>>>

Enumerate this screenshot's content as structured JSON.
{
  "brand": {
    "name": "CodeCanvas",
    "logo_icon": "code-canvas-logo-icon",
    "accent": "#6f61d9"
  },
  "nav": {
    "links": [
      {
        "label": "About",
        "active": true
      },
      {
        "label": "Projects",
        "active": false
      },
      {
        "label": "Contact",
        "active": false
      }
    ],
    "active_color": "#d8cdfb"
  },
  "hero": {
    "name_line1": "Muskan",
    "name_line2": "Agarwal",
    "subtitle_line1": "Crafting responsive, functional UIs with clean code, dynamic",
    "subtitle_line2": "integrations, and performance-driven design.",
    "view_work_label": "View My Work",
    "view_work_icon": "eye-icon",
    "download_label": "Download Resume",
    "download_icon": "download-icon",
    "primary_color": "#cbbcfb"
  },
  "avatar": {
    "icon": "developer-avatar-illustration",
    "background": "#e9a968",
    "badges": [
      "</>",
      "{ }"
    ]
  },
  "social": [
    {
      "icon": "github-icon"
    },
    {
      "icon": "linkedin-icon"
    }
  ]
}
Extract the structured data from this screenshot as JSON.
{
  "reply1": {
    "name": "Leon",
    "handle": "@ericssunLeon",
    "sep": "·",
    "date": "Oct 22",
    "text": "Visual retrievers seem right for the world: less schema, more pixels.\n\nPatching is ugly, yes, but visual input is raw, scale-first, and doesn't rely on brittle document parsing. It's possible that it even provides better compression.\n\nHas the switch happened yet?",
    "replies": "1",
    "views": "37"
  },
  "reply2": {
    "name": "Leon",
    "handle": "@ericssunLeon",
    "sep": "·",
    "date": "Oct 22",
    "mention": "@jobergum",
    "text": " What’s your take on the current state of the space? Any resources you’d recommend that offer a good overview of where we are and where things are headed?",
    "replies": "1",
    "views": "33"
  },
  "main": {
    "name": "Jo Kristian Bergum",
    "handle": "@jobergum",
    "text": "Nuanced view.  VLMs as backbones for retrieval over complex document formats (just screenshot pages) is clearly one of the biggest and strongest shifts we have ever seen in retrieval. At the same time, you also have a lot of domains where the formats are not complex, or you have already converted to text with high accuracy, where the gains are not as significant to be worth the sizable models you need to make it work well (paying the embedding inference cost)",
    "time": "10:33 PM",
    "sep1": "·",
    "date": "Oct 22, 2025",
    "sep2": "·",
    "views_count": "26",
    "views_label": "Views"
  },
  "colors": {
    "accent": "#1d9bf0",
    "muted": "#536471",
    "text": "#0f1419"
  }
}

<<<
>>>

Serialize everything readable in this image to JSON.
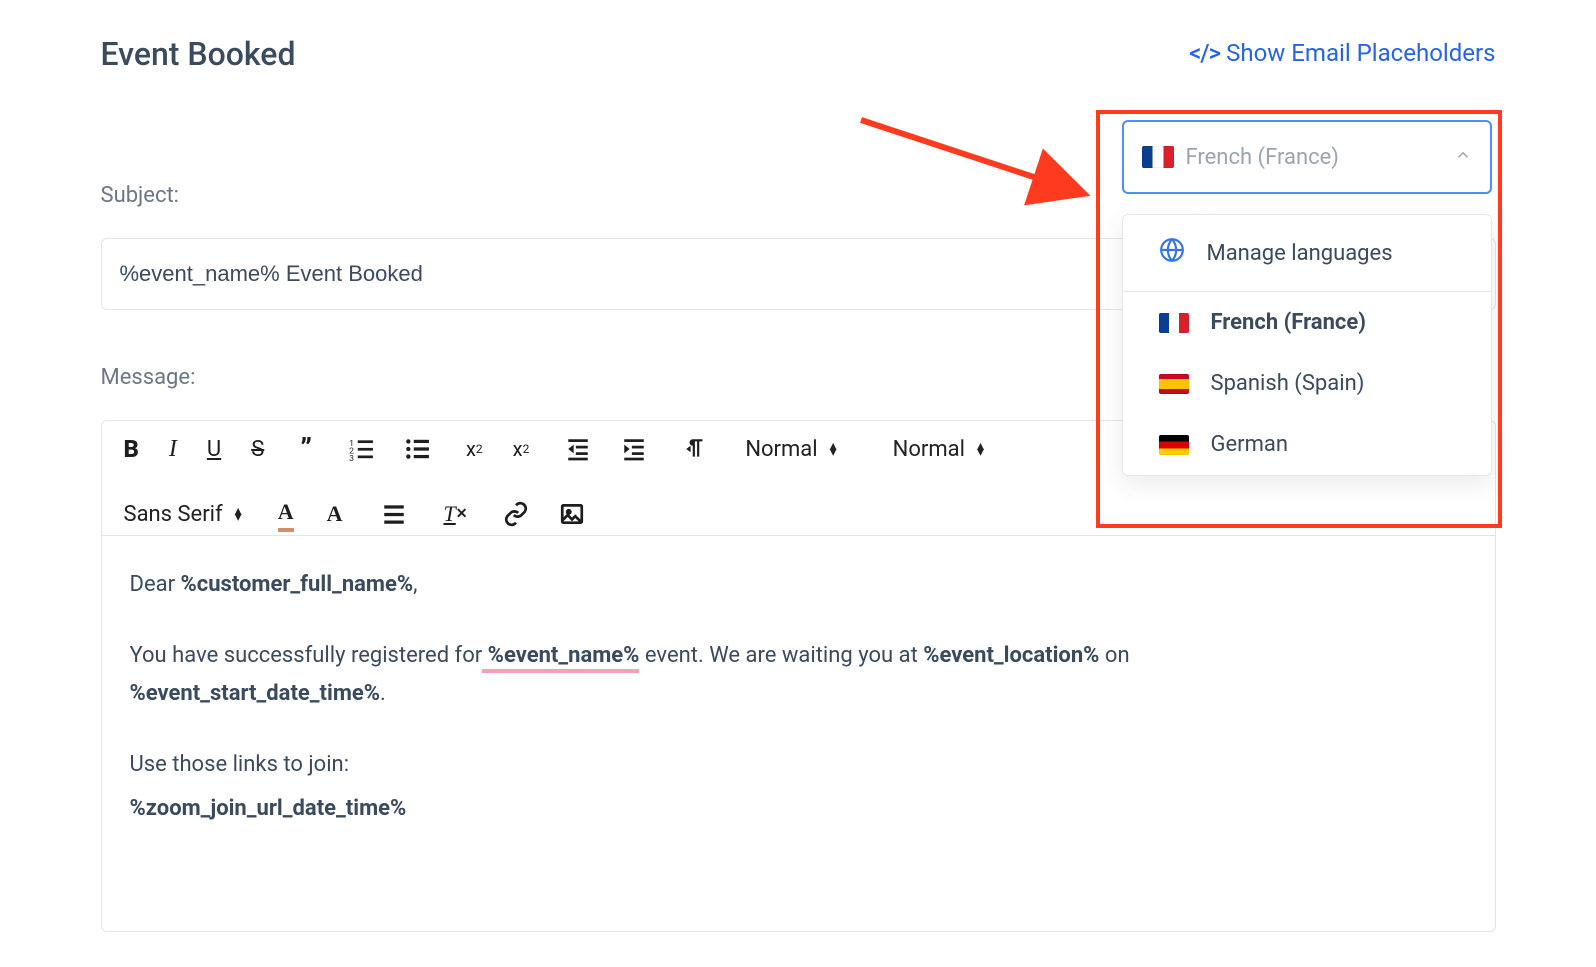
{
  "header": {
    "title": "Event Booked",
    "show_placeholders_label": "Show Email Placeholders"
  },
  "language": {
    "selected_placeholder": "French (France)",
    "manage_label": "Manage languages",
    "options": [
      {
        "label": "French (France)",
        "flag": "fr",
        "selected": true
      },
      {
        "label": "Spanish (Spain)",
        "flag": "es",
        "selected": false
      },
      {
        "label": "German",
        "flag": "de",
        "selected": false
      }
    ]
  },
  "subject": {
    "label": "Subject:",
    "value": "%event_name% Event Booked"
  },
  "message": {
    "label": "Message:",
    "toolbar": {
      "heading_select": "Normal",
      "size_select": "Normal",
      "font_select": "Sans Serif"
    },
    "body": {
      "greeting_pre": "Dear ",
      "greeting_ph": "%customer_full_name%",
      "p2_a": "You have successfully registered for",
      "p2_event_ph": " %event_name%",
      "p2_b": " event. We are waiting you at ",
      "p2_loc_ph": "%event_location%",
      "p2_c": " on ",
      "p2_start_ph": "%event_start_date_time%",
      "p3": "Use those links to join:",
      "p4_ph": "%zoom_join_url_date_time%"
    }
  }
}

<<<

_AIM OF THE TASK_:
Copy all lines above containing the string "France".

_SOLUTION TO THIS TASK_:
    "selected_placeholder": "French (France)",
        "label": "French (France)",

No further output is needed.